◆ STATED TASK ◆
Look through the data below. Pick out the lines holding the string "Sreh".

___

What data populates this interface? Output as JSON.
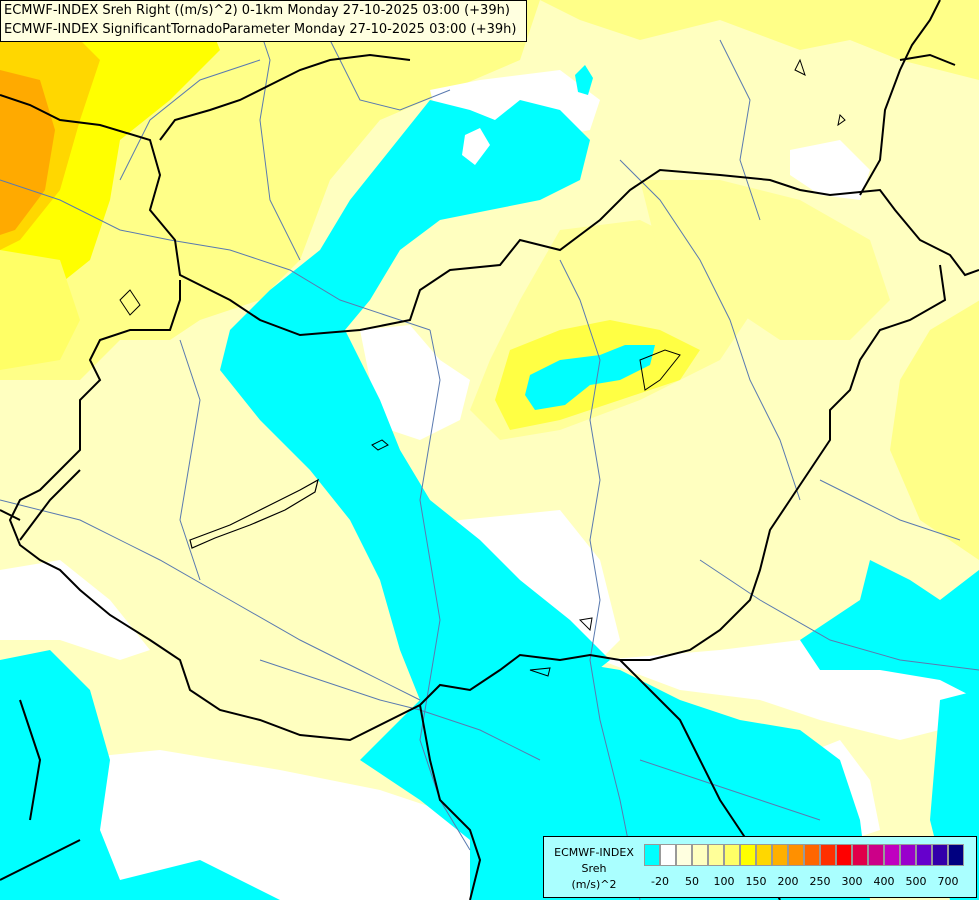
{
  "title": {
    "line1": "ECMWF-INDEX Sreh Right ((m/s)^2) 0-1km Monday 27-10-2025 03:00 (+39h)",
    "line2": "ECMWF-INDEX SignificantTornadoParameter Monday 27-10-2025 03:00 (+39h)"
  },
  "legend": {
    "line1": "ECMWF-INDEX",
    "line2": "Sreh",
    "line3": "(m/s)^2",
    "colors": [
      "#00ffff",
      "#ffffff",
      "#ffffe0",
      "#ffffc0",
      "#ffff99",
      "#ffff66",
      "#ffff00",
      "#ffd700",
      "#ffb000",
      "#ff9000",
      "#ff6600",
      "#ff3000",
      "#ff0000",
      "#e0004a",
      "#cc0088",
      "#c000c0",
      "#9900cc",
      "#6600cc",
      "#3300aa",
      "#000080"
    ],
    "ticks": [
      "-20",
      "50",
      "100",
      "150",
      "200",
      "250",
      "300",
      "400",
      "500",
      "700"
    ]
  },
  "colors": {
    "negative": "#00ffff",
    "zero": "#ffffff",
    "low": "#ffffc0",
    "mid": "#ffff99",
    "high": "#ffff00",
    "higher": "#ffd700",
    "highest": "#ffaa00",
    "border": "#000000",
    "river": "#5a7ab0"
  }
}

___

◆ RESULT OF THE TASK ◆
    "line1": "ECMWF-INDEX Sreh Right ((m/s)^2) 0-1km Monday 27-10-2025 03:00 (+39h)",
    "line2": "Sreh",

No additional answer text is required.